Barrie Kosky offers first insights into the new production of Il viaggio a Reims

“Bon voyage!” is artistic director Cecilia Bartoli’s motto for Whitsun. With her distinctive artistic curiosity, she invites the audience to discover newplaces and perspectives on this journey. She herself will make her role debut as Corinna in this dramma giocoso.

We asked the director Barrie Kosky for his concept and views on this work.

Salzburger Festsspiele Interview mit Barrie Kosky Foto: Neumayr/Leopold 21.05.2025

After having staged very successfully J. Offenbach’s Orphée aux enfers (2019), L. Janáček’s Káťa Kabanová (2022) and the pasticcio Hotel Metamorphosis (2025), Rossini leads Barrie Kosky back to Salzburg.

Salzburger Festspiele: Il viaggio a Reims is in many respects an unusual work. What’s so special about it?

Barrie Kosky: Well, Viaggio a Reims is interesting for a few reasons. Firstly, it’s the last opera Rossini wrote in Italian. This was his farewell to Italian opera, and most of the things he wrote after this were not comedies. The second thing that’s interesting is that the piece has a very interesting conception because it was written to celebrate the coronation of Charles X. It was written as a sort of celebration party piece, if you like, not a pasticcio, because that was last year. It was an opera, but it was not intended to be performed after the first series of performances around the coronation.
And then the piece was forgotten, it languished in obscurity. Although it contains some of Rossini’s best music. And it was only really until the 20th century, and only really until a number of Italian musicologists started to put the version together. That was done. And Claudio Abbado did the first famous modern musical version of the piece, that the piece suddenly became successful again. So, it disappeared for a long time.
These elements make the opera, I think, a very interesting starting point for a director and a conductor.

SF: In this piece, the structure as well as the number of roles is very special. And one could maybe even discuss if it’s a real opera, if there’s a real plot. Could you say something about how you deal with that as a director?

*Some data:*
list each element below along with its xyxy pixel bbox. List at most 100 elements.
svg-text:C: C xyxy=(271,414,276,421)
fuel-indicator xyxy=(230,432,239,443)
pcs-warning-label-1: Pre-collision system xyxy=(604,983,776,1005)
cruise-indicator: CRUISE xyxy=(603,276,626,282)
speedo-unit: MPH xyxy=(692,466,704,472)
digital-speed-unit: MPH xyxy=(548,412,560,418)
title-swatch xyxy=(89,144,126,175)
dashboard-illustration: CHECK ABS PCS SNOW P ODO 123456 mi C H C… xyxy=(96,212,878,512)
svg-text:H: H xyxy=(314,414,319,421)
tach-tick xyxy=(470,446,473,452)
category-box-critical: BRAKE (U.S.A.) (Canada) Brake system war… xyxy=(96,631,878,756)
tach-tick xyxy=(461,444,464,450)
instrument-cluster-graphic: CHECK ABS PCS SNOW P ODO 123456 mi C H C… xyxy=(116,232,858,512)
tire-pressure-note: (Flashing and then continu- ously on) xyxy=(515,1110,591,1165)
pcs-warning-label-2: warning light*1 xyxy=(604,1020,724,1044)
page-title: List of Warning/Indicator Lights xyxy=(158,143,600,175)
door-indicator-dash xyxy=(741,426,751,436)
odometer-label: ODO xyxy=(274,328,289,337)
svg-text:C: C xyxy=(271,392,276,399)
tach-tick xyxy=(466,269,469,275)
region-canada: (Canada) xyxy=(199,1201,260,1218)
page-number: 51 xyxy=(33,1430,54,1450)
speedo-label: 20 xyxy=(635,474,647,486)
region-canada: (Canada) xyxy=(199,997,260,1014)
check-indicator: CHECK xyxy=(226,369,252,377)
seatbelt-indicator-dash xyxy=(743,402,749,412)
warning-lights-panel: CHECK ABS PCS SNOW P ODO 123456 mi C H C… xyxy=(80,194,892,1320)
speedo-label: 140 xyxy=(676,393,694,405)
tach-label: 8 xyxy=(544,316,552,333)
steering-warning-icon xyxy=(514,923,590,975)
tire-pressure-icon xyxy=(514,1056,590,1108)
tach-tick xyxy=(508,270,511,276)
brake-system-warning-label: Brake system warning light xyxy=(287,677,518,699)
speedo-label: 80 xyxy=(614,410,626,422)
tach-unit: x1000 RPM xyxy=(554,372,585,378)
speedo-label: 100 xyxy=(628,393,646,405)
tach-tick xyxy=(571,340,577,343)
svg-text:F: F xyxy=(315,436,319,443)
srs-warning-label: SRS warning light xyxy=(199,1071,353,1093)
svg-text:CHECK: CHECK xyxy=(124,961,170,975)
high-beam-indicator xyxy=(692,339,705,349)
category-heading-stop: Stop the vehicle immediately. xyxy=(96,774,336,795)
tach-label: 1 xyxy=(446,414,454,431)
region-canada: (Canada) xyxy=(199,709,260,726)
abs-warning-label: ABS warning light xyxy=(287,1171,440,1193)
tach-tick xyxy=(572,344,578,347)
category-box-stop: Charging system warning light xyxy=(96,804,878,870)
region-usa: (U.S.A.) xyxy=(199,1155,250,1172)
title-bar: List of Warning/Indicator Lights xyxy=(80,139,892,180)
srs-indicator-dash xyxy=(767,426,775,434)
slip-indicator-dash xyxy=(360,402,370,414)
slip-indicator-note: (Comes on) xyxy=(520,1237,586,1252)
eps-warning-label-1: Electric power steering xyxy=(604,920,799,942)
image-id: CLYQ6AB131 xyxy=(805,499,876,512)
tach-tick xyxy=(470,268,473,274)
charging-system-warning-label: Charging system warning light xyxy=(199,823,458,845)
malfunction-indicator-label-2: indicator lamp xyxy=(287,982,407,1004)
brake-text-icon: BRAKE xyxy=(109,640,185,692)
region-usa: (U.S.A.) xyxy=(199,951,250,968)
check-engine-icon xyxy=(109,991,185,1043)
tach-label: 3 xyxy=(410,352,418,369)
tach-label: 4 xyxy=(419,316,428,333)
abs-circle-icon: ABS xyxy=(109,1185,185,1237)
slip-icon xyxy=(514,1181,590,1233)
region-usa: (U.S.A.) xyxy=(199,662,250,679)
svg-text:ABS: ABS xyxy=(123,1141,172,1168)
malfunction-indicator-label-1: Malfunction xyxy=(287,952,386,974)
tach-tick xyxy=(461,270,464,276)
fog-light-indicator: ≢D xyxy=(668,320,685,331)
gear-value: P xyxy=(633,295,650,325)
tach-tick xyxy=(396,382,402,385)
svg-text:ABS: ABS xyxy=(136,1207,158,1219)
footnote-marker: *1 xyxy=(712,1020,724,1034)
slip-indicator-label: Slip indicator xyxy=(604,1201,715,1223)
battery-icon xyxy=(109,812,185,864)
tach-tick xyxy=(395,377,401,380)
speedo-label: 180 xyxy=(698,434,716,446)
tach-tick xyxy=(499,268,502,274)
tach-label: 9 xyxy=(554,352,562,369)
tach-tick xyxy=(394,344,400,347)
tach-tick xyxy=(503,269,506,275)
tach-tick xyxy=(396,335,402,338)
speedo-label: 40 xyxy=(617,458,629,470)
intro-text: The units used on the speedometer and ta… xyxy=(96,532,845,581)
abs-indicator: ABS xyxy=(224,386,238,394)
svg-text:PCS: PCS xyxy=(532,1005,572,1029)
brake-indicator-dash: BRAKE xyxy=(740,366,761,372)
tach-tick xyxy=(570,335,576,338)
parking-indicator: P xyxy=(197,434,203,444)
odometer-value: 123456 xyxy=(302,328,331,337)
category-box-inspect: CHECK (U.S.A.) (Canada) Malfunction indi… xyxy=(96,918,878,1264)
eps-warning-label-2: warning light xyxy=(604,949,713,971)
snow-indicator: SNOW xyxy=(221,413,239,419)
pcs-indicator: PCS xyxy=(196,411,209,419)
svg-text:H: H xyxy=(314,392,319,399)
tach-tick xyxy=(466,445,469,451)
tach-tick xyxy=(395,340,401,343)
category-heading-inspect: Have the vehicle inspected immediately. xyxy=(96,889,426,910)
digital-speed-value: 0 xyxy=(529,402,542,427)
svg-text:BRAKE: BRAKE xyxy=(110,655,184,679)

*Exercise brief:*
According to the Barrie Kosky interview, what event was Il viaggio a Reims written to celebrate?

*Answer in full:*
The coronation of Charles X.